The input:
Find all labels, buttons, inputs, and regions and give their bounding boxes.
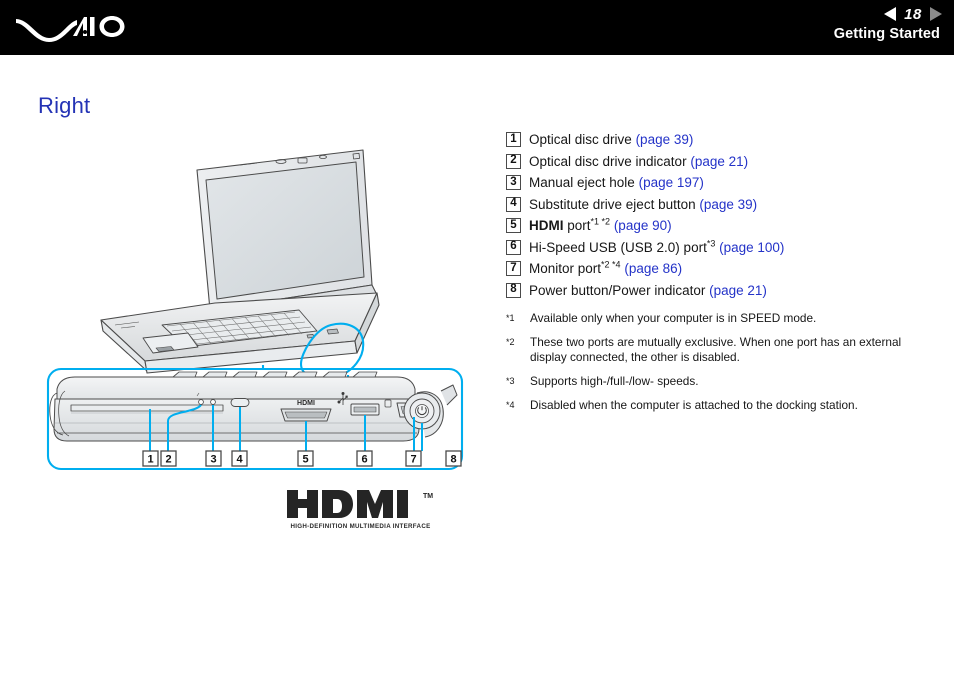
footnote-marker: *1 (506, 313, 515, 323)
list-item: 7 Monitor port*2 *4 (page 86) (506, 260, 926, 278)
callout-text: Monitor port*2 *4 (page 86) (529, 260, 682, 278)
callout-text: Optical disc drive indicator (page 21) (529, 153, 748, 171)
detail-callout-numbers: 1 2 3 4 5 6 7 8 (142, 450, 462, 467)
pager: 18 (884, 3, 942, 25)
footnote-item: *4 Disabled when the computer is attache… (506, 398, 926, 413)
callout-number: 1 (506, 132, 521, 147)
callout-box-3: 3 (205, 450, 222, 467)
callout-label: Hi-Speed USB (USB 2.0) port (529, 239, 707, 255)
svg-text:8: 8 (450, 454, 456, 466)
trademark-symbol: TM (423, 493, 433, 500)
footnote-marker: *2 (506, 337, 515, 347)
callout-box-4: 4 (231, 450, 248, 467)
hdmi-wordmark: TM (287, 490, 433, 518)
footnote-item: *3 Supports high-/full-/low- speeds. (506, 374, 926, 389)
page-reference[interactable]: (page 21) (690, 154, 748, 169)
svg-text:5: 5 (302, 454, 308, 466)
right-side-detail-illustration: HDMI 1 2 3 4 5 6 7 8 (46, 365, 464, 471)
page-reference[interactable]: (page 39) (699, 197, 757, 212)
callout-text: Substitute drive eject button (page 39) (529, 196, 757, 214)
footnote-text: Supports high-/full-/low- speeds. (530, 374, 699, 388)
callout-label: Optical disc drive (529, 132, 632, 147)
page-number: 18 (904, 5, 922, 23)
callout-box-2: 2 (160, 450, 177, 467)
svg-text:6: 6 (361, 454, 367, 466)
callout-number: 7 (506, 261, 521, 276)
callout-label: Monitor port (529, 261, 602, 276)
callout-box-8: 8 (445, 450, 462, 467)
triangle-right-icon[interactable] (930, 7, 942, 21)
vaio-logo (16, 16, 125, 42)
svg-text:4: 4 (236, 454, 243, 466)
footnote-ref: *1 *2 (590, 216, 611, 227)
callout-number: 8 (506, 282, 521, 298)
callout-label: Substitute drive eject button (529, 196, 696, 212)
list-item: 2 Optical disc drive indicator (page 21) (506, 153, 926, 171)
callout-box-7: 7 (405, 450, 422, 467)
callout-text: HDMI port*1 *2 (page 90) (529, 217, 672, 235)
callout-list: 1 Optical disc drive (page 39) 2 Optical… (506, 131, 926, 303)
footnote-ref: *2 *4 (601, 259, 621, 270)
page-reference[interactable]: (page 90) (614, 218, 672, 233)
page-reference[interactable]: (page 39) (636, 132, 694, 147)
callout-label: Manual eject hole (529, 175, 635, 190)
page-reference[interactable]: (page 86) (624, 261, 682, 276)
hdmi-subtitle: HIGH-DEFINITION MULTIMEDIA INTERFACE (290, 523, 431, 530)
list-item: 5 HDMI port*1 *2 (page 90) (506, 217, 926, 235)
footnote-text: Available only when your computer is in … (530, 311, 817, 325)
callout-box-6: 6 (356, 450, 373, 467)
laptop-perspective-illustration (100, 149, 380, 380)
list-item: 4 Substitute drive eject button (page 39… (506, 196, 926, 214)
callout-number: 3 (506, 175, 521, 190)
list-item: 3 Manual eject hole (page 197) (506, 174, 926, 192)
list-item: 1 Optical disc drive (page 39) (506, 131, 926, 149)
footnote-ref: *3 (706, 238, 716, 248)
svg-text:7: 7 (410, 454, 416, 466)
hdmi-port-label: HDMI (297, 400, 315, 407)
footnote-item: *1 Available only when your computer is … (506, 311, 926, 326)
svg-text:1: 1 (147, 454, 153, 466)
section-title: Getting Started (833, 26, 940, 42)
list-item: 8 Power button/Power indicator (page 21) (506, 282, 926, 300)
callout-text: Manual eject hole (page 197) (529, 174, 704, 192)
callout-number: 4 (506, 196, 521, 212)
callout-label: port (563, 218, 591, 233)
callout-number: 2 (506, 153, 521, 169)
footnote-item: *2 These two ports are mutually exclusiv… (506, 335, 926, 365)
svg-text:3: 3 (210, 454, 216, 466)
callout-number: 5 (506, 218, 521, 233)
page-header: 18 Getting Started (0, 0, 954, 55)
callout-label: Power button/Power indicator (529, 282, 706, 298)
callout-box-1: 1 (142, 450, 159, 467)
callout-box-5: 5 (297, 450, 314, 467)
footnote-marker: *4 (506, 400, 515, 410)
callout-text: Optical disc drive (page 39) (529, 131, 693, 149)
list-item: 6 Hi-Speed USB (USB 2.0) port*3 (page 10… (506, 239, 926, 257)
svg-text:2: 2 (165, 454, 171, 466)
callout-text: Power button/Power indicator (page 21) (529, 282, 767, 300)
footnote-text: These two ports are mutually exclusive. … (530, 335, 902, 364)
page-reference[interactable]: (page 100) (719, 240, 784, 255)
callout-label-bold: HDMI (529, 218, 564, 233)
page-reference[interactable]: (page 21) (709, 283, 767, 298)
hdmi-logo: TM HIGH-DEFINITION MULTIMEDIA INTERFACE (283, 486, 443, 534)
footnote-marker: *3 (506, 376, 515, 386)
footnote-text: Disabled when the computer is attached t… (530, 398, 858, 412)
callout-label: Optical disc drive indicator (529, 153, 687, 169)
page-reference[interactable]: (page 197) (639, 175, 704, 190)
page-title: Right (38, 93, 91, 118)
triangle-left-icon[interactable] (884, 7, 896, 21)
footnote-list: *1 Available only when your computer is … (506, 311, 926, 422)
callout-number: 6 (506, 239, 521, 255)
callout-text: Hi-Speed USB (USB 2.0) port*3 (page 100) (529, 239, 784, 257)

Problem requirements: Please return all of the records above verbatim, line by line, leaving the pictures out of your answer.

Result of this exercise:
Find all labels, buttons, inputs, and regions and give their bounding boxes.
footnote-marker: *1 (506, 313, 515, 323)
list-item: 7 Monitor port*2 *4 (page 86) (506, 260, 926, 278)
callout-text: Monitor port*2 *4 (page 86) (529, 260, 682, 278)
callout-text: Optical disc drive indicator (page 21) (529, 153, 748, 171)
detail-callout-numbers: 1 2 3 4 5 6 7 8 (142, 450, 462, 467)
pager: 18 (884, 3, 942, 25)
footnote-item: *4 Disabled when the computer is attache… (506, 398, 926, 413)
callout-number: 1 (506, 132, 521, 147)
callout-box-3: 3 (205, 450, 222, 467)
callout-label: Hi-Speed USB (USB 2.0) port (529, 239, 707, 255)
svg-text:8: 8 (450, 454, 456, 466)
trademark-symbol: TM (423, 493, 433, 500)
footnote-marker: *2 (506, 337, 515, 347)
callout-box-4: 4 (231, 450, 248, 467)
hdmi-wordmark: TM (287, 490, 433, 518)
footnote-item: *3 Supports high-/full-/low- speeds. (506, 374, 926, 389)
page-reference[interactable]: (page 21) (690, 154, 748, 169)
svg-text:5: 5 (302, 454, 308, 466)
right-side-detail-illustration: HDMI 1 2 3 4 5 6 7 8 (46, 365, 464, 471)
page-reference[interactable]: (page 39) (699, 197, 757, 212)
callout-text: Substitute drive eject button (page 39) (529, 196, 757, 214)
footnote-text: Supports high-/full-/low- speeds. (530, 374, 699, 388)
callout-label: Optical disc drive (529, 132, 632, 147)
page-number: 18 (904, 5, 922, 23)
callout-box-2: 2 (160, 450, 177, 467)
svg-text:6: 6 (361, 454, 367, 466)
callout-number: 7 (506, 261, 521, 276)
callout-label: Monitor port (529, 261, 602, 276)
callout-box-8: 8 (445, 450, 462, 467)
triangle-right-icon[interactable] (930, 7, 942, 21)
vaio-logo (16, 16, 125, 42)
svg-text:4: 4 (236, 454, 243, 466)
footnote-ref: *1 *2 (590, 216, 611, 227)
callout-number: 8 (506, 282, 521, 298)
callout-label: Substitute drive eject button (529, 196, 696, 212)
list-item: 2 Optical disc drive indicator (page 21) (506, 153, 926, 171)
callout-box-7: 7 (405, 450, 422, 467)
callout-text: HDMI port*1 *2 (page 90) (529, 217, 672, 235)
callout-list: 1 Optical disc drive (page 39) 2 Optical… (506, 131, 926, 303)
footnote-ref: *2 *4 (601, 259, 621, 270)
page-reference[interactable]: (page 90) (614, 218, 672, 233)
page-reference[interactable]: (page 39) (636, 132, 694, 147)
callout-label: Manual eject hole (529, 175, 635, 190)
page-reference[interactable]: (page 86) (624, 261, 682, 276)
hdmi-subtitle: HIGH-DEFINITION MULTIMEDIA INTERFACE (290, 523, 431, 530)
list-item: 5 HDMI port*1 *2 (page 90) (506, 217, 926, 235)
footnote-text: Available only when your computer is in … (530, 311, 817, 325)
callout-box-6: 6 (356, 450, 373, 467)
laptop-perspective-illustration (100, 149, 380, 380)
list-item: 4 Substitute drive eject button (page 39… (506, 196, 926, 214)
callout-number: 3 (506, 175, 521, 190)
list-item: 3 Manual eject hole (page 197) (506, 174, 926, 192)
list-item: 1 Optical disc drive (page 39) (506, 131, 926, 149)
footnote-ref: *3 (706, 238, 716, 248)
svg-text:7: 7 (410, 454, 416, 466)
hdmi-port-label: HDMI (297, 400, 315, 407)
footnote-item: *1 Available only when your computer is … (506, 311, 926, 326)
svg-text:1: 1 (147, 454, 153, 466)
section-title: Getting Started (833, 26, 940, 42)
list-item: 8 Power button/Power indicator (page 21) (506, 282, 926, 300)
callout-text: Manual eject hole (page 197) (529, 174, 704, 192)
callout-number: 4 (506, 196, 521, 212)
callout-label: port (563, 218, 591, 233)
callout-number: 2 (506, 153, 521, 169)
footnote-item: *2 These two ports are mutually exclusiv… (506, 335, 926, 365)
svg-text:3: 3 (210, 454, 216, 466)
callout-number: 5 (506, 218, 521, 233)
page-header: 18 Getting Started (0, 0, 954, 55)
callout-label: Power button/Power indicator (529, 282, 706, 298)
callout-box-1: 1 (142, 450, 159, 467)
callout-box-5: 5 (297, 450, 314, 467)
footnote-marker: *4 (506, 400, 515, 410)
callout-text: Optical disc drive (page 39) (529, 131, 693, 149)
list-item: 6 Hi-Speed USB (USB 2.0) port*3 (page 10… (506, 239, 926, 257)
svg-text:2: 2 (165, 454, 171, 466)
callout-text: Power button/Power indicator (page 21) (529, 282, 767, 300)
footnote-text: These two ports are mutually exclusive. … (530, 335, 902, 364)
page-reference[interactable]: (page 100) (719, 240, 784, 255)
callout-label-bold: HDMI (529, 218, 564, 233)
page-reference[interactable]: (page 21) (709, 283, 767, 298)
hdmi-logo: TM HIGH-DEFINITION MULTIMEDIA INTERFACE (283, 486, 443, 534)
footnote-marker: *3 (506, 376, 515, 386)
footnote-text: Disabled when the computer is attached t… (530, 398, 858, 412)
callout-label: Optical disc drive indicator (529, 153, 687, 169)
page-reference[interactable]: (page 197) (639, 175, 704, 190)
page-title: Right (38, 93, 91, 118)
triangle-left-icon[interactable] (884, 7, 896, 21)
footnote-list: *1 Available only when your computer is … (506, 311, 926, 422)
callout-number: 6 (506, 239, 521, 255)
callout-text: Hi-Speed USB (USB 2.0) port*3 (page 100) (529, 239, 784, 257)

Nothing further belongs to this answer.